*PAGE TEXT:*

Construction of a multiplex mutation hot spot PCR panel: The first step towards colorectal cancer genotyping on the GS Junior platform

Bálint Péterfia, Alexandra Kalmár, Árpád V. Patai, István Csabai, András Bodor, Tamás Micsik, Barnabás Wichmann, Krisztina Egedi, Péter Hollósi, Ilona Kovalszky, Zsolt Tulassay, Béla Molnár

Research output: Contribution to journalArticle

5 Citations (Scopus)

*WORK REQUIRED:* Reproduce the page text about the multiplex mutation hot spot PCR panel in full, word for word.

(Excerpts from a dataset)
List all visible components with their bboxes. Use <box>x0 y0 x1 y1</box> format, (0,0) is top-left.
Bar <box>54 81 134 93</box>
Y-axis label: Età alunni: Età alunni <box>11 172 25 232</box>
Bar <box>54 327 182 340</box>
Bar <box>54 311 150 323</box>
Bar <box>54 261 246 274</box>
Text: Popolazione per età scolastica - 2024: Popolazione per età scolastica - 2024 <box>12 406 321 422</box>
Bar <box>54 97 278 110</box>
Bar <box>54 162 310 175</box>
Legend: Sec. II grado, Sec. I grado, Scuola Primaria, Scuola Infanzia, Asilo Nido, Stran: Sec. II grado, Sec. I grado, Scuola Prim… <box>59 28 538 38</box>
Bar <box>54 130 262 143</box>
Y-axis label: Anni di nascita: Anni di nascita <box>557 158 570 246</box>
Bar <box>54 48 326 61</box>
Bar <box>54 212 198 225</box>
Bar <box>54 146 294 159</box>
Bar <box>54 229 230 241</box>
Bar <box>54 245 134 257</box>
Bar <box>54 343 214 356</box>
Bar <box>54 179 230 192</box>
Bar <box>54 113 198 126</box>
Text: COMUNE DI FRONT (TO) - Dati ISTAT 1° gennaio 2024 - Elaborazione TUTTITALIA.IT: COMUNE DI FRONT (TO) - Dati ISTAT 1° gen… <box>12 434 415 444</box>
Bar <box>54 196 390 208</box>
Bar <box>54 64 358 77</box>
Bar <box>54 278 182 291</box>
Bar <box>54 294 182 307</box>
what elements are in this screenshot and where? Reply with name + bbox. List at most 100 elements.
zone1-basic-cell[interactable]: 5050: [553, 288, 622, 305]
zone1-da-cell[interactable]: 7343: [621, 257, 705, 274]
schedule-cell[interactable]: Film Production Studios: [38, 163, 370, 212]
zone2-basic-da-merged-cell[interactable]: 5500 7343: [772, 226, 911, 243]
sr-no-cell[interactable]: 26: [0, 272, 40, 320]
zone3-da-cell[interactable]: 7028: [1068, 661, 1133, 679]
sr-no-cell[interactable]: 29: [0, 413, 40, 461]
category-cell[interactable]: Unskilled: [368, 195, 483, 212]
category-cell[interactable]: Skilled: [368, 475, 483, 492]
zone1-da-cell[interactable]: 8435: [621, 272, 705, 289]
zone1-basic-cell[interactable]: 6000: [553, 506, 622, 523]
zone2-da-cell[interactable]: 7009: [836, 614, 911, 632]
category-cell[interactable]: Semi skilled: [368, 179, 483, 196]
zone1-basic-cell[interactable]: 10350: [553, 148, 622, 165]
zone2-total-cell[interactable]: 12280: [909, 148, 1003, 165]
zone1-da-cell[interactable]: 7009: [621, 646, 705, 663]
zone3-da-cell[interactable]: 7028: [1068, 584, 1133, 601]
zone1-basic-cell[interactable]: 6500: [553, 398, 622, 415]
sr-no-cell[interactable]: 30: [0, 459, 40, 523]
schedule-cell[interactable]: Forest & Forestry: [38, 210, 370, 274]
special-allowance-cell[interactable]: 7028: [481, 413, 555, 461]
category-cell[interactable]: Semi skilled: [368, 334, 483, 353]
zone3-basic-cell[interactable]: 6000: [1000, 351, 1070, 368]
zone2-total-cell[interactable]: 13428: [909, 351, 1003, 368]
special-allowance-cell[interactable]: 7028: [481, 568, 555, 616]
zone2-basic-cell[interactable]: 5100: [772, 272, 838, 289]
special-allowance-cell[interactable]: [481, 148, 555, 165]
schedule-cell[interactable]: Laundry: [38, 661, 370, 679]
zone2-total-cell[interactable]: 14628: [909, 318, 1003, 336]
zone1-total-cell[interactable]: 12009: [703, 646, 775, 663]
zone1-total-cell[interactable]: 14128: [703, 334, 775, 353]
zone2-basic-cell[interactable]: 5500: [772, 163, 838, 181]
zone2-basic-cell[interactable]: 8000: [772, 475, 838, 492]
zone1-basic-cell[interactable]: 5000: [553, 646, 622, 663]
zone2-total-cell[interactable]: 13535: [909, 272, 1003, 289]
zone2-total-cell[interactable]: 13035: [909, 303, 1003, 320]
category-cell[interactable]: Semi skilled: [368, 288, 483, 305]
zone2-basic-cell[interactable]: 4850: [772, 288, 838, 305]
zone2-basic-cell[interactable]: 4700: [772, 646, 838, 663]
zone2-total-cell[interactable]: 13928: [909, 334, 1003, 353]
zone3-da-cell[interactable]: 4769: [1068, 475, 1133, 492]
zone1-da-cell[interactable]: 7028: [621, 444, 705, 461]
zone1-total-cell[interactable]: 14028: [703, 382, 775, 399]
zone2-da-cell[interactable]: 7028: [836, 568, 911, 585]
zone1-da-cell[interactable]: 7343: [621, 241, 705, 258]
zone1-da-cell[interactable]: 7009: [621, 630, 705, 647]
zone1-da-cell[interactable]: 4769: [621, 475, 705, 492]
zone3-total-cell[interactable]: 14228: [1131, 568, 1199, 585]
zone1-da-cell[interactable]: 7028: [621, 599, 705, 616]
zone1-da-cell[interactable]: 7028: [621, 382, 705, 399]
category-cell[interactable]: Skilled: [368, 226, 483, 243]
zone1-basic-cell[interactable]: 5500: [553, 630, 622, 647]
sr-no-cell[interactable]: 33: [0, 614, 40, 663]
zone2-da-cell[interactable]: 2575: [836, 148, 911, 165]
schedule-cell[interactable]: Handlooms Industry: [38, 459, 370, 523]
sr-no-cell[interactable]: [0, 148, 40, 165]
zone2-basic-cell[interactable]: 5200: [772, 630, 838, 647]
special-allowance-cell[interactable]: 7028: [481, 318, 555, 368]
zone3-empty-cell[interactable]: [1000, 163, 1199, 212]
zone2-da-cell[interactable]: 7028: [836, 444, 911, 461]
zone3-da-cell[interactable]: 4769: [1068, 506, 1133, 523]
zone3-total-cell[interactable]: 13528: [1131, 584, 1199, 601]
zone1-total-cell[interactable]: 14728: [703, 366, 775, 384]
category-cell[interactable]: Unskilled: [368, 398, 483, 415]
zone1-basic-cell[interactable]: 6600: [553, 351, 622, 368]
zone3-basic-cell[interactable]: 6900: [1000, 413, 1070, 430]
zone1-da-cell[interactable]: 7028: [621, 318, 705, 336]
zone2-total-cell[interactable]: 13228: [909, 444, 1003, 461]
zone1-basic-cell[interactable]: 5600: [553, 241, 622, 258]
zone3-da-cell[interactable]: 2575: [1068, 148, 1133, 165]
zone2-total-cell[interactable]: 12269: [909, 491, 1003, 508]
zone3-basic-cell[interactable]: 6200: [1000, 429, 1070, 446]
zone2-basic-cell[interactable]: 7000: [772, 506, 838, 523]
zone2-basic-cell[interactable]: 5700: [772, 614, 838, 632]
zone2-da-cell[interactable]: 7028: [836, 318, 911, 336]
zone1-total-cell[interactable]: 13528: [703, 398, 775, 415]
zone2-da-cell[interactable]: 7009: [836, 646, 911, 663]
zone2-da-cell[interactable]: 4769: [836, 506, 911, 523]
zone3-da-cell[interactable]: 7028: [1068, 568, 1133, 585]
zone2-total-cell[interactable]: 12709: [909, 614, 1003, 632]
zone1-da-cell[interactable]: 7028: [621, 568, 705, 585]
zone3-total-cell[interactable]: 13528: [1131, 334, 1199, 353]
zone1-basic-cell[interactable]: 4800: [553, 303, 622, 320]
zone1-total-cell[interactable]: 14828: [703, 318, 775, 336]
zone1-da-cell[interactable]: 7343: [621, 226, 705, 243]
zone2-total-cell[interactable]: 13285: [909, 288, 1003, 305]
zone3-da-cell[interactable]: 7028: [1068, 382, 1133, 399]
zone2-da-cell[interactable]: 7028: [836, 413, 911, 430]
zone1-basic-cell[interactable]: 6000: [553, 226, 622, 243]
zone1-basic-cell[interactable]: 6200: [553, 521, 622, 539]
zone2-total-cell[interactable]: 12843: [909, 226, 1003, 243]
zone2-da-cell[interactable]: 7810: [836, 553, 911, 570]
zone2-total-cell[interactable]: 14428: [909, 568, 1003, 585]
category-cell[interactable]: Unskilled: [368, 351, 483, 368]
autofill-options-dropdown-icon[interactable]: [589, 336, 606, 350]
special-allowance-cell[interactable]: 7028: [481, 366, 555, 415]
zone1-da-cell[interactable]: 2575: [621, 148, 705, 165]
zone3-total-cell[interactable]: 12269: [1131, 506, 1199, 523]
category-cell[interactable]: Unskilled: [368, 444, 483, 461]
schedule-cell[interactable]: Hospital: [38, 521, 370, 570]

*ANSWER TO THE EXERCISE:*
Construction of a multiplex mutation hot spot PCR panel: The first step towards colorectal cancer genotyping on the GS Junior platform

Bálint Péterfia, Alexandra Kalmár, Árpád V. Patai, István Csabai, András Bodor, Tamás Micsik, Barnabás Wichmann, Krisztina Egedi, Péter Hollósi, Ilona Kovalszky, Zsolt Tulassay, Béla Molnár

Research output: Contribution to journalArticle

5 Citations (Scopus)